What is being asked
Exclude the pictures and reproduce the remaining data exactly as written.
────────
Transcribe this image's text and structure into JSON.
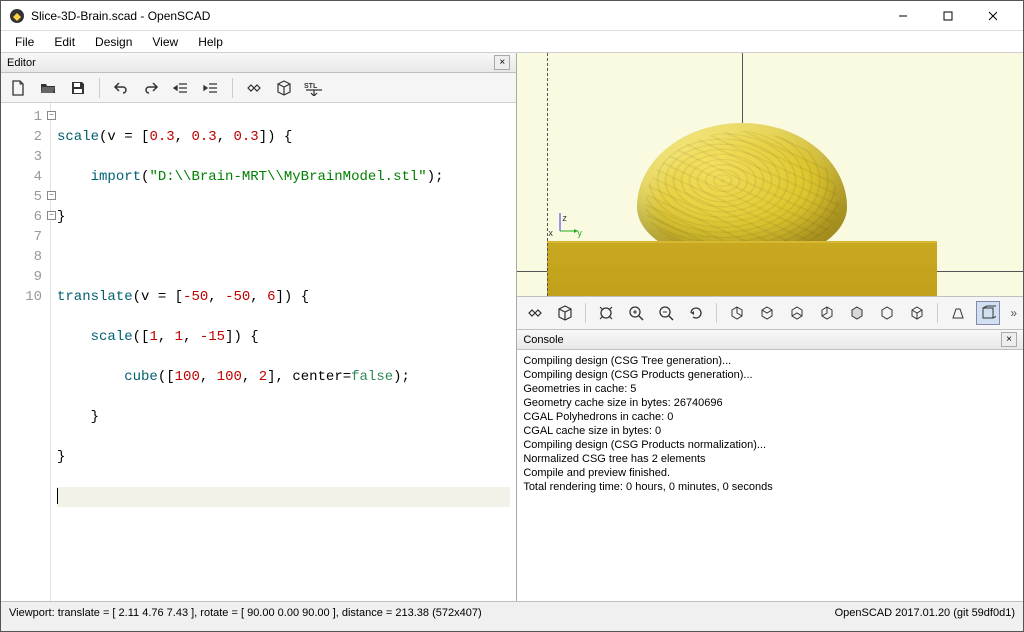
{
  "title": "Slice-3D-Brain.scad - OpenSCAD",
  "menus": {
    "file": "File",
    "edit": "Edit",
    "design": "Design",
    "view": "View",
    "help": "Help"
  },
  "panels": {
    "editor": "Editor",
    "console": "Console"
  },
  "line_numbers": [
    "1",
    "2",
    "3",
    "4",
    "5",
    "6",
    "7",
    "8",
    "9",
    "10"
  ],
  "code": {
    "l1a": "scale",
    "l1b": "(v = [",
    "l1c": "0.3",
    "l1d": ", ",
    "l1e": "0.3",
    "l1f": ", ",
    "l1g": "0.3",
    "l1h": "]) {",
    "l2a": "    ",
    "l2b": "import",
    "l2c": "(",
    "l2d": "\"D:\\\\Brain-MRT\\\\MyBrainModel.stl\"",
    "l2e": ");",
    "l3": "}",
    "l4": "",
    "l5a": "translate",
    "l5b": "(v = [",
    "l5c": "-50",
    "l5d": ", ",
    "l5e": "-50",
    "l5f": ", ",
    "l5g": "6",
    "l5h": "]) {",
    "l6a": "    ",
    "l6b": "scale",
    "l6c": "([",
    "l6d": "1",
    "l6e": ", ",
    "l6f": "1",
    "l6g": ", ",
    "l6h": "-15",
    "l6i": "]) {",
    "l7a": "        ",
    "l7b": "cube",
    "l7c": "([",
    "l7d": "100",
    "l7e": ", ",
    "l7f": "100",
    "l7g": ", ",
    "l7h": "2",
    "l7i": "], center=",
    "l7j": "false",
    "l7k": ");",
    "l8": "    }",
    "l9": "}"
  },
  "console_lines": [
    "Compiling design (CSG Tree generation)...",
    "Compiling design (CSG Products generation)...",
    "Geometries in cache: 5",
    "Geometry cache size in bytes: 26740696",
    "CGAL Polyhedrons in cache: 0",
    "CGAL cache size in bytes: 0",
    "Compiling design (CSG Products normalization)...",
    "Normalized CSG tree has 2 elements",
    "Compile and preview finished.",
    "Total rendering time: 0 hours, 0 minutes, 0 seconds"
  ],
  "status": {
    "left": "Viewport: translate = [ 2.11 4.76 7.43 ], rotate = [ 90.00 0.00 90.00 ], distance = 213.38 (572x407)",
    "right": "OpenSCAD 2017.01.20 (git 59df0d1)"
  },
  "axes": {
    "x": "x",
    "y": "y",
    "z": "z"
  }
}
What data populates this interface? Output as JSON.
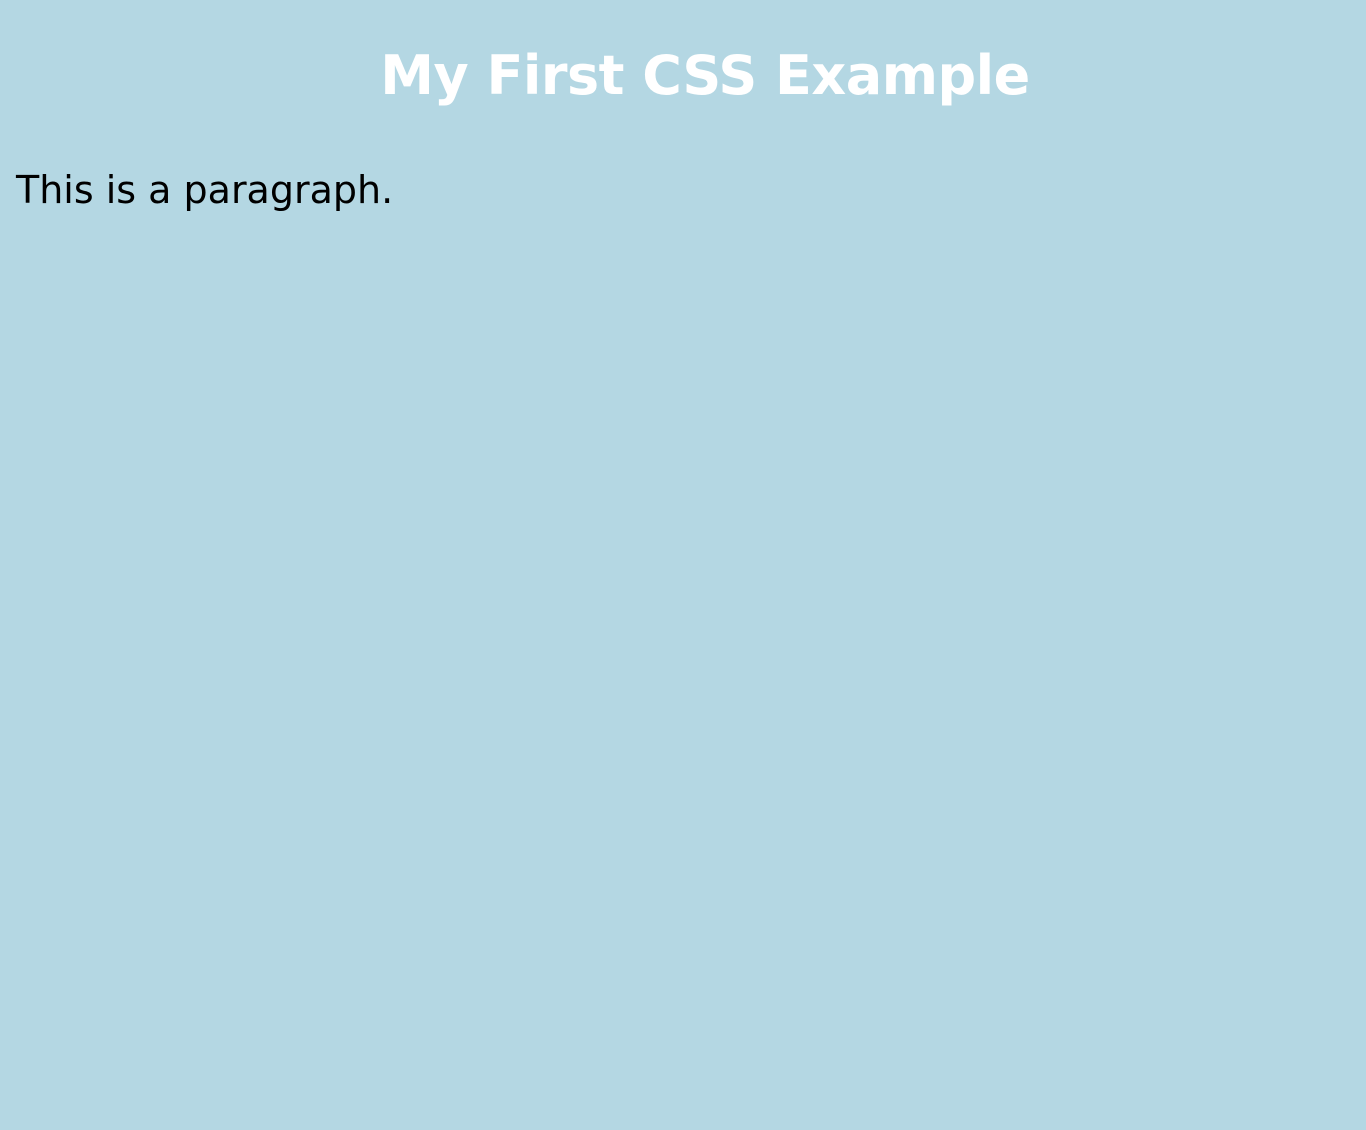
{
  "page": {
    "title": "My First CSS Example",
    "paragraph": "This is a paragraph."
  },
  "colors": {
    "background": "#b4d7e3",
    "title": "#ffffff",
    "paragraph": "#000000"
  }
}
────────
Full response
Transcribe this image's text and structure into JSON.
{
  "title": "Slice-3D-Brain.scad - OpenSCAD",
  "menus": {
    "file": "File",
    "edit": "Edit",
    "design": "Design",
    "view": "View",
    "help": "Help"
  },
  "panels": {
    "editor": "Editor",
    "console": "Console"
  },
  "line_numbers": [
    "1",
    "2",
    "3",
    "4",
    "5",
    "6",
    "7",
    "8",
    "9",
    "10"
  ],
  "code": {
    "l1a": "scale",
    "l1b": "(v = [",
    "l1c": "0.3",
    "l1d": ", ",
    "l1e": "0.3",
    "l1f": ", ",
    "l1g": "0.3",
    "l1h": "]) {",
    "l2a": "    ",
    "l2b": "import",
    "l2c": "(",
    "l2d": "\"D:\\\\Brain-MRT\\\\MyBrainModel.stl\"",
    "l2e": ");",
    "l3": "}",
    "l4": "",
    "l5a": "translate",
    "l5b": "(v = [",
    "l5c": "-50",
    "l5d": ", ",
    "l5e": "-50",
    "l5f": ", ",
    "l5g": "6",
    "l5h": "]) {",
    "l6a": "    ",
    "l6b": "scale",
    "l6c": "([",
    "l6d": "1",
    "l6e": ", ",
    "l6f": "1",
    "l6g": ", ",
    "l6h": "-15",
    "l6i": "]) {",
    "l7a": "        ",
    "l7b": "cube",
    "l7c": "([",
    "l7d": "100",
    "l7e": ", ",
    "l7f": "100",
    "l7g": ", ",
    "l7h": "2",
    "l7i": "], center=",
    "l7j": "false",
    "l7k": ");",
    "l8": "    }",
    "l9": "}"
  },
  "console_lines": [
    "Compiling design (CSG Tree generation)...",
    "Compiling design (CSG Products generation)...",
    "Geometries in cache: 5",
    "Geometry cache size in bytes: 26740696",
    "CGAL Polyhedrons in cache: 0",
    "CGAL cache size in bytes: 0",
    "Compiling design (CSG Products normalization)...",
    "Normalized CSG tree has 2 elements",
    "Compile and preview finished.",
    "Total rendering time: 0 hours, 0 minutes, 0 seconds"
  ],
  "status": {
    "left": "Viewport: translate = [ 2.11 4.76 7.43 ], rotate = [ 90.00 0.00 90.00 ], distance = 213.38 (572x407)",
    "right": "OpenSCAD 2017.01.20 (git 59df0d1)"
  },
  "axes": {
    "x": "x",
    "y": "y",
    "z": "z"
  }
}
What data populates this interface? Output as JSON.
{
  "page": {
    "title": "My First CSS Example",
    "paragraph": "This is a paragraph."
  },
  "colors": {
    "background": "#b4d7e3",
    "title": "#ffffff",
    "paragraph": "#000000"
  }
}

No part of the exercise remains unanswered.